TRECHO SELECIONADO —
Modelos desenvolvidos por Goya, também para tapeçaria,
neste mesmo período, sugerem uma outra abordagem quando os estratos urbanos da
população são focalizados, no caso seguinte, o grupo ou ação que centraliza o
evento é apresentado tendo em segundo plano uma pequena multidão, a vida e a
emoção das pessoas comuns tem um universo de compartilhamento permeado pela
presença de inúmeros outros homens comuns, anônimos ou não, freqüentadores do
cotidiano e das ruas das cidades.
Vejamos mais detidamente esta questão relativa aos
jogos/brincadeiras populares, em relação à forma pela qual a elite foi
retratada no quadro anterior. Na decoração da mesma sala de despachos, Goya
pinta “Los Zancos” onde dois jovens usando longas pernas de pau, e acompanhados
de dois outros a pé, tocando cornetas, se movimentam no interior de uma cidade,
aparentemente anunciando um evento ou portando uma mensagem digna de se tornar
pública. A ação retratada é, nitidamente, focada no sentido de chamar a atenção,
do maior número de pessoas possível para o intento das quatro figuras em
primeiro plano.
No segundo plano, observando a cena, temos uma grande
quantidade de pessoas. O vestuário, os trajes e a atitude indicam claramente
tratar-se de trabalhadores em atividades do
seu dia a dia, contrastando com a auto-suficiência do grupo em foco no desenho
anterior.
Neste quadro há um elemento novo que é a presença de
pessoas envolvendo a cena, alguns, como as duas crianças mais centradas na
movimentação da pintura, participando ativamente, outros, apenas olhando a
distancia e com distancia. É visível um misto de participação e distanciamento
das pessoas envolventes, estabelecendo-se assim uma nítida diferenciação entre
o segundo plano de Los Zancos em relação a e El Pelele, onde a natureza é
retratada inicialmente como moldura mais inóspita e depois já civilizada, este
recurso à natureza que permite sobrelevar os altos estratos da elite é no
último quadro substituído pela presença da população movimentando-se no seu
cotidiano. Contudo, aqui também não temos atividade competitiva, tampouco
regras ou mesmo a perspectiva de um eventual árbitro.
As emoções retratadas são diferentes das presentes no
quadro anterior. Essencialmente a presença dos tocadores de corneta em ação,
visa chamar mais ainda a atenção do entorno para a presença dos dois figurantes
com as pernas de pau, todos os quatro convenientemente trajados, como se fossem
uniformizados, de tal maneira que a performance em pauta deve referir-se a
algum ritual encomendado, eventualmente até mesmo pago.
Há uma percepção pela direção das imagens segundo a qual
os “zancos” estariam se dirigindo a jovem no balcão, poder-se-ia supor que a
ela alguma mensagem pudesse estar sendo entregue, da mesma maneira, e o
conjunto do movimento retratado assim o sugere, trata-se de uma atividade para
a qual o grupo necessitaria ter algum tipo de treinamento, dada a presença de
elementos de imprevisibilidade no decorrer da ação motriz retratada.

TAREFAS PROPOSTAS —
1. As afirmações a seguir concordam com o trecho sobre "Los Zancos", de Goya? (a) Os dois jovens de pernas de pau vêm acompanhados de outros dois que tocam cornetas. (b) A cena retrata uma atividade competitiva, com regras e árbitro. (c) O vestuário das pessoas no segundo plano indica que pertencem à elite. Responda sim ou não a cada uma e cite as palavras do trecho que decidem a resposta.
2. Escreva a continuação do trecho sobre "Los Zancos", de Goya, a partir da última frase apresentada.

INFORMAÇÕES APRESENTADAS —
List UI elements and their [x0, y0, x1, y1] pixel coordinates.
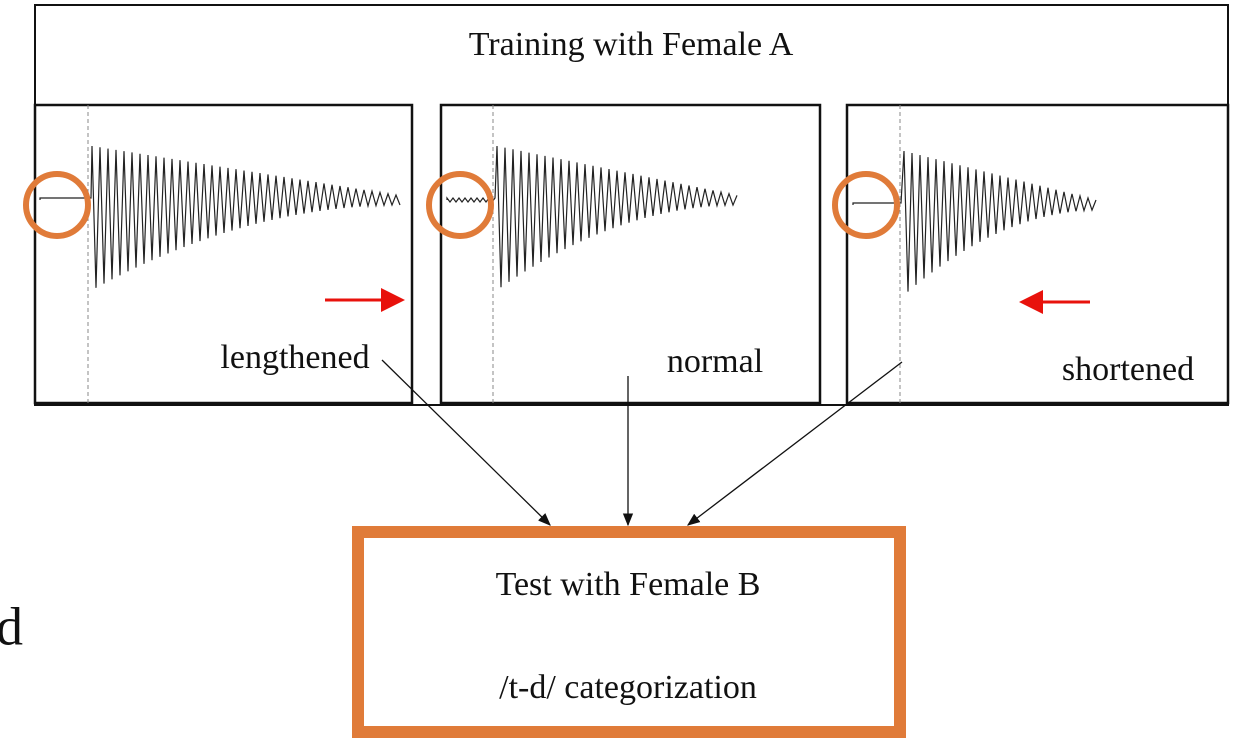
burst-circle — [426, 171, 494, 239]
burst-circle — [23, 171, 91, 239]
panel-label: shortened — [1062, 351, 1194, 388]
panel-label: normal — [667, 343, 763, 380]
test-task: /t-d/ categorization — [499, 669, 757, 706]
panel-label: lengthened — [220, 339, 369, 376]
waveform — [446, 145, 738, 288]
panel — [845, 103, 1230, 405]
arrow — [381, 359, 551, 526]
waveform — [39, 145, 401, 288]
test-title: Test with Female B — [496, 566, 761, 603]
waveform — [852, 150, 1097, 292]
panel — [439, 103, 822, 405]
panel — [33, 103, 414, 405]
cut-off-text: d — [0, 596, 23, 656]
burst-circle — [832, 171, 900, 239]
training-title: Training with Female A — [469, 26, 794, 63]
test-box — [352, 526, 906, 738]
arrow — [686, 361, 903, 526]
---
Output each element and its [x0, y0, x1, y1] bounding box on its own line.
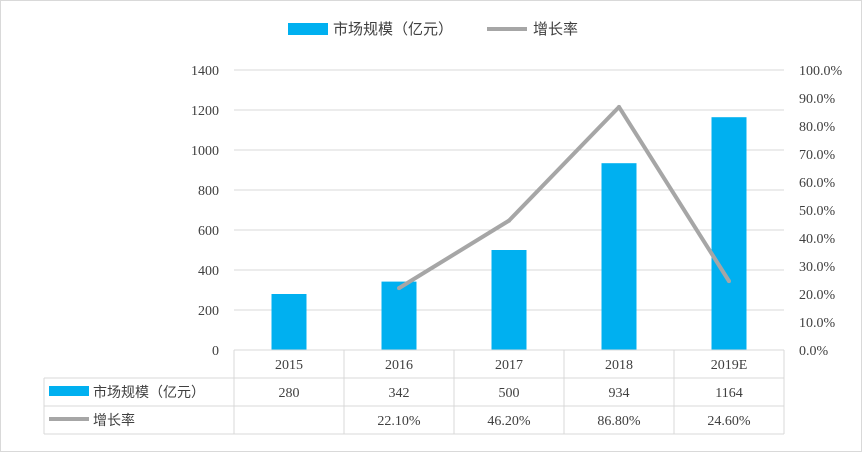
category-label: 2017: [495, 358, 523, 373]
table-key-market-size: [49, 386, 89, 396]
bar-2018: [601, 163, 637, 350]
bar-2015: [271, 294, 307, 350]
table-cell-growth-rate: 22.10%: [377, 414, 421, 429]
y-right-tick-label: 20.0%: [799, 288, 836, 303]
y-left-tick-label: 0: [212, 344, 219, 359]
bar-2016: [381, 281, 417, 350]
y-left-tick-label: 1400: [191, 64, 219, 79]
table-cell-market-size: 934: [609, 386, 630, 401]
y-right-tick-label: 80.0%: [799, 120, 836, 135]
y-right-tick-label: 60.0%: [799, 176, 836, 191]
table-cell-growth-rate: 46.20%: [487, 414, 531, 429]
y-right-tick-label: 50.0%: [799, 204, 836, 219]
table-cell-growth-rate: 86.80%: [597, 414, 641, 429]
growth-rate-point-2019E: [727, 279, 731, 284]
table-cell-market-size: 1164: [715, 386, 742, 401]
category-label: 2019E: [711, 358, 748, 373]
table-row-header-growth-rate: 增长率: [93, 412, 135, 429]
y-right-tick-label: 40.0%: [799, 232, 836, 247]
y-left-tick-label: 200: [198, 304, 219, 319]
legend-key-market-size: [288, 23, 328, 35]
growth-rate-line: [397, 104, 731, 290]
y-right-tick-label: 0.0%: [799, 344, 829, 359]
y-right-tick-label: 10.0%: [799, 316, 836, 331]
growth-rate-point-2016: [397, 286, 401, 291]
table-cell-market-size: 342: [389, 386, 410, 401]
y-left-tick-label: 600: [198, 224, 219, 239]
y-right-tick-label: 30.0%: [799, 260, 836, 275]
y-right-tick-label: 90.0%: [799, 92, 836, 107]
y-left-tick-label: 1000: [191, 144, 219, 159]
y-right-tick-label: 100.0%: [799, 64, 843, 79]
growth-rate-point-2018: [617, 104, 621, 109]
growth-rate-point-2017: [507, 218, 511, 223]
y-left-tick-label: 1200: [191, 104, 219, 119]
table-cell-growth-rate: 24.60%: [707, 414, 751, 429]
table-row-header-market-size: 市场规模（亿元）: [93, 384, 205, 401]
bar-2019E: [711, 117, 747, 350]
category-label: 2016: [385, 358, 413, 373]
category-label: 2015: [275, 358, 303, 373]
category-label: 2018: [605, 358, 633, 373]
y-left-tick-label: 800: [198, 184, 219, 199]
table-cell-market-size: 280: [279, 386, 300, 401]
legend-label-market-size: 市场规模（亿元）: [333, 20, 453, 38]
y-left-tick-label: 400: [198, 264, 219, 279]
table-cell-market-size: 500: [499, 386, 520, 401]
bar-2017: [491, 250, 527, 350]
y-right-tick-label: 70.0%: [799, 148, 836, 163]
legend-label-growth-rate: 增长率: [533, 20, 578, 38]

RESPOSTAS DAS TAREFAS —
1.
(a) Sim: "dois jovens usando longas pernas de pau, e acompanhados de dois outros a pé, tocando cornetas".
(b) Não: "aqui também não temos atividade competitiva, tampouco regras ou mesmo a perspectiva de um eventual árbitro".
(c) Não: "O vestuário, os trajes e a atitude indicam claramente tratar-se de trabalhadores em atividades do seu dia a dia".

2.
Como avançamos destas imagens do Século XVIII para os
esportes modernos, com regras, juízes, records, prêmios e tudo o mais que se
configuraria a partir dos anos 1850?
O nascimento dos esportes modernos na segunda metade do
século XIX, será abordado em outras oportunidades, aqui no Deixa Falar: o
Megafone do esporte, em paralelo às
inúmeras transformações
econômicas, sociais, políticas e culturais ocorridas nesta conjuntura
histórica..
Sobre Ademir
Gebara :
Graduado em História e Educação Física, mestre em
História pela USP, PH D em História pela London School of Economics and
Political Science., ex-diretor e coordenador de Pós da FEF Unicamp, professor visitante
da Universidade Federal da Grande Dourados.
Dois toques do Megafone:
1) Ademir Gebara ao lado de José Sebastião Witter faz parte do time dos precursores da análise e da pesquisa dos esportes/futebol na Universidade brasileira.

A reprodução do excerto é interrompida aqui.